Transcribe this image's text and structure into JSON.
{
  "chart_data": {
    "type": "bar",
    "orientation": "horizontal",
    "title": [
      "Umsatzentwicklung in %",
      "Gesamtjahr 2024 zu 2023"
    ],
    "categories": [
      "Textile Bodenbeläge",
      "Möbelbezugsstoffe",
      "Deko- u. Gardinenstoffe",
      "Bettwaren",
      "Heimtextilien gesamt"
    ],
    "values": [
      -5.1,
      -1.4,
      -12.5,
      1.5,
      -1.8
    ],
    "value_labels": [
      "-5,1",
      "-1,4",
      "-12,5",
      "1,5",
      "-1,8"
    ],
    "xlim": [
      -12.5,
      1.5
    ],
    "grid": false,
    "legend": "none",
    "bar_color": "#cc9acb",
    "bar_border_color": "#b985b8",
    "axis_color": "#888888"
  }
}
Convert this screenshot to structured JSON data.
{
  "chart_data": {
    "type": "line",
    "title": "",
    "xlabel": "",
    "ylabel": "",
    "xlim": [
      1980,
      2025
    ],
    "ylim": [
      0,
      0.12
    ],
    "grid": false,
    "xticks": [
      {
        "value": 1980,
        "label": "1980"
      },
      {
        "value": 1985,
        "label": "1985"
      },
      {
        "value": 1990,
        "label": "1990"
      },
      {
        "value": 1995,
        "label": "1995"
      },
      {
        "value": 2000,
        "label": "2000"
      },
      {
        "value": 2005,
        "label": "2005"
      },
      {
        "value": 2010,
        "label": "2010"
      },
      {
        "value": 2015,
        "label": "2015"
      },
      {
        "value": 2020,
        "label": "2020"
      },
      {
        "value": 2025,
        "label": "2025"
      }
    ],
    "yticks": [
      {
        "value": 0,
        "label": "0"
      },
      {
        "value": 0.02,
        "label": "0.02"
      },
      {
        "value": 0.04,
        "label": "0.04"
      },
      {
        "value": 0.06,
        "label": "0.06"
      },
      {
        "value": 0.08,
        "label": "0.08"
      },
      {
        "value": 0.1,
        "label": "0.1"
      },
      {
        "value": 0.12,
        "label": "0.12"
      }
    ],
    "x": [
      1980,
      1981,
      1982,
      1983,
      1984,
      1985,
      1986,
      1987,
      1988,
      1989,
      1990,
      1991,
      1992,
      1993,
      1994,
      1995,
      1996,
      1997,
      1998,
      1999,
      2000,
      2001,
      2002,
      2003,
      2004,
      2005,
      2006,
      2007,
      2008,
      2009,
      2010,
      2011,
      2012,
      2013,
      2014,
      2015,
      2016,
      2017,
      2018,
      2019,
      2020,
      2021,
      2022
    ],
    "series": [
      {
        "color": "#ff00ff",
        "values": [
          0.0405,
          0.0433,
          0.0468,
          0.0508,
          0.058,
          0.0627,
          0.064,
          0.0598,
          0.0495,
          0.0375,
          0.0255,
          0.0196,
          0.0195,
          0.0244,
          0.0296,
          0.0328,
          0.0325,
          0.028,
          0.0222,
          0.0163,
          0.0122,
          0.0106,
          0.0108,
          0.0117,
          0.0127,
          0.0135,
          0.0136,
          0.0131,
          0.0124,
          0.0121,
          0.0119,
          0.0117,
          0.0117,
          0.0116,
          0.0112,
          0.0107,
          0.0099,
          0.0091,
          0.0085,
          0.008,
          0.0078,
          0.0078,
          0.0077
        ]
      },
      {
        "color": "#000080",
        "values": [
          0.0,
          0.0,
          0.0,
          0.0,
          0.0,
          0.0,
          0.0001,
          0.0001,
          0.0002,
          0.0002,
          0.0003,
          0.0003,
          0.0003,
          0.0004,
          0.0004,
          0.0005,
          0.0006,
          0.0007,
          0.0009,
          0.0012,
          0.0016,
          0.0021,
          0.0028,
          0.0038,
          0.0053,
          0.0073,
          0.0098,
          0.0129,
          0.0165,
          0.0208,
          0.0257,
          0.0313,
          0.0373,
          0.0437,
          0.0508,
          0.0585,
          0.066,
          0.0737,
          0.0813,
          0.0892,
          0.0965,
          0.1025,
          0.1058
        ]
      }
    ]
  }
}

----------

- _What the task asks_: Return the material exactly as it stands.

- _Output_:
Transcribe this image's text and structure into JSON.
{
  "chart_data": {
    "type": "bar",
    "orientation": "horizontal",
    "title": [
      "Umsatzentwicklung in %",
      "Gesamtjahr 2024 zu 2023"
    ],
    "categories": [
      "Textile Bodenbeläge",
      "Möbelbezugsstoffe",
      "Deko- u. Gardinenstoffe",
      "Bettwaren",
      "Heimtextilien gesamt"
    ],
    "values": [
      -5.1,
      -1.4,
      -12.5,
      1.5,
      -1.8
    ],
    "value_labels": [
      "-5,1",
      "-1,4",
      "-12,5",
      "1,5",
      "-1,8"
    ],
    "xlim": [
      -12.5,
      1.5
    ],
    "grid": false,
    "legend": "none",
    "bar_color": "#cc9acb",
    "bar_border_color": "#b985b8",
    "axis_color": "#888888"
  }
}
Convert this screenshot to structured JSON data.
{
  "chart_data": {
    "type": "line",
    "title": "",
    "xlabel": "",
    "ylabel": "",
    "xlim": [
      1980,
      2025
    ],
    "ylim": [
      0,
      0.12
    ],
    "grid": false,
    "xticks": [
      {
        "value": 1980,
        "label": "1980"
      },
      {
        "value": 1985,
        "label": "1985"
      },
      {
        "value": 1990,
        "label": "1990"
      },
      {
        "value": 1995,
        "label": "1995"
      },
      {
        "value": 2000,
        "label": "2000"
      },
      {
        "value": 2005,
        "label": "2005"
      },
      {
        "value": 2010,
        "label": "2010"
      },
      {
        "value": 2015,
        "label": "2015"
      },
      {
        "value": 2020,
        "label": "2020"
      },
      {
        "value": 2025,
        "label": "2025"
      }
    ],
    "yticks": [
      {
        "value": 0,
        "label": "0"
      },
      {
        "value": 0.02,
        "label": "0.02"
      },
      {
        "value": 0.04,
        "label": "0.04"
      },
      {
        "value": 0.06,
        "label": "0.06"
      },
      {
        "value": 0.08,
        "label": "0.08"
      },
      {
        "value": 0.1,
        "label": "0.1"
      },
      {
        "value": 0.12,
        "label": "0.12"
      }
    ],
    "x": [
      1980,
      1981,
      1982,
      1983,
      1984,
      1985,
      1986,
      1987,
      1988,
      1989,
      1990,
      1991,
      1992,
      1993,
      1994,
      1995,
      1996,
      1997,
      1998,
      1999,
      2000,
      2001,
      2002,
      2003,
      2004,
      2005,
      2006,
      2007,
      2008,
      2009,
      2010,
      2011,
      2012,
      2013,
      2014,
      2015,
      2016,
      2017,
      2018,
      2019,
      2020,
      2021,
      2022
    ],
    "series": [
      {
        "color": "#ff00ff",
        "values": [
          0.0405,
          0.0433,
          0.0468,
          0.0508,
          0.058,
          0.0627,
          0.064,
          0.0598,
          0.0495,
          0.0375,
          0.0255,
          0.0196,
          0.0195,
          0.0244,
          0.0296,
          0.0328,
          0.0325,
          0.028,
          0.0222,
          0.0163,
          0.0122,
          0.0106,
          0.0108,
          0.0117,
          0.0127,
          0.0135,
          0.0136,
          0.0131,
          0.0124,
          0.0121,
          0.0119,
          0.0117,
          0.0117,
          0.0116,
          0.0112,
          0.0107,
          0.0099,
          0.0091,
          0.0085,
          0.008,
          0.0078,
          0.0078,
          0.0077
        ]
      },
      {
        "color": "#000080",
        "values": [
          0.0,
          0.0,
          0.0,
          0.0,
          0.0,
          0.0,
          0.0001,
          0.0001,
          0.0002,
          0.0002,
          0.0003,
          0.0003,
          0.0003,
          0.0004,
          0.0004,
          0.0005,
          0.0006,
          0.0007,
          0.0009,
          0.0012,
          0.0016,
          0.0021,
          0.0028,
          0.0038,
          0.0053,
          0.0073,
          0.0098,
          0.0129,
          0.0165,
          0.0208,
          0.0257,
          0.0313,
          0.0373,
          0.0437,
          0.0508,
          0.0585,
          0.066,
          0.0737,
          0.0813,
          0.0892,
          0.0965,
          0.1025,
          0.1058
        ]
      }
    ]
  }
}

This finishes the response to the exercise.